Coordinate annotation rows

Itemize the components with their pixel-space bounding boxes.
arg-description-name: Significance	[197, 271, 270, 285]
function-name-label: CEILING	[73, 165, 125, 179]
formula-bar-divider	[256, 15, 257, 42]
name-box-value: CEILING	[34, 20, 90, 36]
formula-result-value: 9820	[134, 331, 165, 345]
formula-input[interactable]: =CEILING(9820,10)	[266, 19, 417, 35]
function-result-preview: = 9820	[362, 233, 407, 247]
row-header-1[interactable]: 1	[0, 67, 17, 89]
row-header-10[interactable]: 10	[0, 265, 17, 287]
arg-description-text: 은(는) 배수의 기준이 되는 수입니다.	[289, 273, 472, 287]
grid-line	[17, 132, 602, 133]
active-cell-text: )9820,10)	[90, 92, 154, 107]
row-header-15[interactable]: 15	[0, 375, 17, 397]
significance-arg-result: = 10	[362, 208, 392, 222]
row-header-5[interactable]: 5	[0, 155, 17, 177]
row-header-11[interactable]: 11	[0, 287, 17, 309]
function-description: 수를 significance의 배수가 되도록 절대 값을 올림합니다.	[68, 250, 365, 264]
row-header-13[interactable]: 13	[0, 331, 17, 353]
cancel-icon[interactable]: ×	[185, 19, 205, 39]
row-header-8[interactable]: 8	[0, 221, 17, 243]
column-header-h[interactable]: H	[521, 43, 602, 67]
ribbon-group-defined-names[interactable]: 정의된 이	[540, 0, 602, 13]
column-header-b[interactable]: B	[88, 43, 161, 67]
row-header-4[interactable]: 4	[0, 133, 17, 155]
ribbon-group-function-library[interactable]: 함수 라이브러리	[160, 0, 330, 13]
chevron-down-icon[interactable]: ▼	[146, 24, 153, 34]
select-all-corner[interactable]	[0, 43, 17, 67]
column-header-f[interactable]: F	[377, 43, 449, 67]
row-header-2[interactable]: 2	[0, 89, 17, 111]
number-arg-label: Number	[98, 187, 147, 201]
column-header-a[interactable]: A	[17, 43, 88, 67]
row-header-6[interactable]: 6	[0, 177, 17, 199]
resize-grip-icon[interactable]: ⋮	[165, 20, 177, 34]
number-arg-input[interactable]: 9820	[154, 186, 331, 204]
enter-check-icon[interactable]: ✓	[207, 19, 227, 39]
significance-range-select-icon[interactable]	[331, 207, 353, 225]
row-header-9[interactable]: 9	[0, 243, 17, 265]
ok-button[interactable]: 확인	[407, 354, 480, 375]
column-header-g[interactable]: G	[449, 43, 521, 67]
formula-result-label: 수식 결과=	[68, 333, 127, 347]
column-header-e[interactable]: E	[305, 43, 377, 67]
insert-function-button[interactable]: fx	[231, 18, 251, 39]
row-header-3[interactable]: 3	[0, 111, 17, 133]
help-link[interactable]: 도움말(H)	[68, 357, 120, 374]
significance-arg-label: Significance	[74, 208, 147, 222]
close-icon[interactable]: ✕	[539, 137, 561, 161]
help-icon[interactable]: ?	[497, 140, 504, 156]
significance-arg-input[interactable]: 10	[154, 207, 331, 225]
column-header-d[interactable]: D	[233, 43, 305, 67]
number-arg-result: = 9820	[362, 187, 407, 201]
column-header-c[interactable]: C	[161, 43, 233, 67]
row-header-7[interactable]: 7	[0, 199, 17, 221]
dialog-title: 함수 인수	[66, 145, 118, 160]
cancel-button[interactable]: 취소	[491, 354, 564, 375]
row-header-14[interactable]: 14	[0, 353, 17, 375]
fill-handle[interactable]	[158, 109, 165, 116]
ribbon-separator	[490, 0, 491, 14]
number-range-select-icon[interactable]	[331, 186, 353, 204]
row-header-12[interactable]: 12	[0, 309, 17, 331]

What to produce:
Convert each line of the rows above into a numbered list, leaving out any blank lines.

Written solution:
1. Itemize the components with their pixel-space bounding boxes.
2. arg-description-name: Significance	[197, 271, 270, 285]
3. function-name-label: CEILING	[73, 165, 125, 179]
4. formula-bar-divider	[256, 15, 257, 42]
5. name-box-value: CEILING	[34, 20, 90, 36]
6. formula-result-value: 9820	[134, 331, 165, 345]
7. formula-input[interactable]: =CEILING(9820,10)	[266, 19, 417, 35]
8. function-result-preview: = 9820	[362, 233, 407, 247]
9. row-header-1[interactable]: 1	[0, 67, 17, 89]
10. row-header-10[interactable]: 10	[0, 265, 17, 287]
11. arg-description-text: 은(는) 배수의 기준이 되는 수입니다.	[289, 273, 472, 287]
12. grid-line	[17, 132, 602, 133]
13. active-cell-text: )9820,10)	[90, 92, 154, 107]
14. row-header-15[interactable]: 15	[0, 375, 17, 397]
15. significance-arg-result: = 10	[362, 208, 392, 222]
16. row-header-5[interactable]: 5	[0, 155, 17, 177]
17. row-header-11[interactable]: 11	[0, 287, 17, 309]
18. function-description: 수를 significance의 배수가 되도록 절대 값을 올림합니다.	[68, 250, 365, 264]
19. row-header-13[interactable]: 13	[0, 331, 17, 353]
20. cancel-icon[interactable]: ×	[185, 19, 205, 39]
21. row-header-8[interactable]: 8	[0, 221, 17, 243]
22. column-header-h[interactable]: H	[521, 43, 602, 67]
23. ribbon-group-defined-names[interactable]: 정의된 이	[540, 0, 602, 13]
24. column-header-b[interactable]: B	[88, 43, 161, 67]
25. row-header-4[interactable]: 4	[0, 133, 17, 155]
26. ribbon-group-function-library[interactable]: 함수 라이브러리	[160, 0, 330, 13]
27. chevron-down-icon[interactable]: ▼	[146, 24, 153, 34]
28. select-all-corner[interactable]	[0, 43, 17, 67]
29. column-header-f[interactable]: F	[377, 43, 449, 67]
30. row-header-2[interactable]: 2	[0, 89, 17, 111]
31. number-arg-label: Number	[98, 187, 147, 201]
32. column-header-a[interactable]: A	[17, 43, 88, 67]
33. row-header-6[interactable]: 6	[0, 177, 17, 199]
34. resize-grip-icon[interactable]: ⋮	[165, 20, 177, 34]
35. number-arg-input[interactable]: 9820	[154, 186, 331, 204]
36. enter-check-icon[interactable]: ✓	[207, 19, 227, 39]
37. significance-range-select-icon[interactable]	[331, 207, 353, 225]
38. row-header-9[interactable]: 9	[0, 243, 17, 265]
39. ok-button[interactable]: 확인	[407, 354, 480, 375]
40. column-header-g[interactable]: G	[449, 43, 521, 67]
41. formula-result-label: 수식 결과=	[68, 333, 127, 347]
42. column-header-e[interactable]: E	[305, 43, 377, 67]
43. insert-function-button[interactable]: fx	[231, 18, 251, 39]
44. row-header-3[interactable]: 3	[0, 111, 17, 133]
45. help-link[interactable]: 도움말(H)	[68, 357, 120, 374]
46. significance-arg-label: Significance	[74, 208, 147, 222]
47. close-icon[interactable]: ✕	[539, 137, 561, 161]
48. help-icon[interactable]: ?	[497, 140, 504, 156]
49. significance-arg-input[interactable]: 10	[154, 207, 331, 225]
50. column-header-d[interactable]: D	[233, 43, 305, 67]
51. number-arg-result: = 9820	[362, 187, 407, 201]
52. column-header-c[interactable]: C	[161, 43, 233, 67]
53. row-header-7[interactable]: 7	[0, 199, 17, 221]
54. dialog-title: 함수 인수	[66, 145, 118, 160]
55. cancel-button[interactable]: 취소	[491, 354, 564, 375]
56. row-header-14[interactable]: 14	[0, 353, 17, 375]
57. fill-handle[interactable]	[158, 109, 165, 116]
58. ribbon-separator	[490, 0, 491, 14]
59. number-range-select-icon[interactable]	[331, 186, 353, 204]
60. row-header-12[interactable]: 12	[0, 309, 17, 331]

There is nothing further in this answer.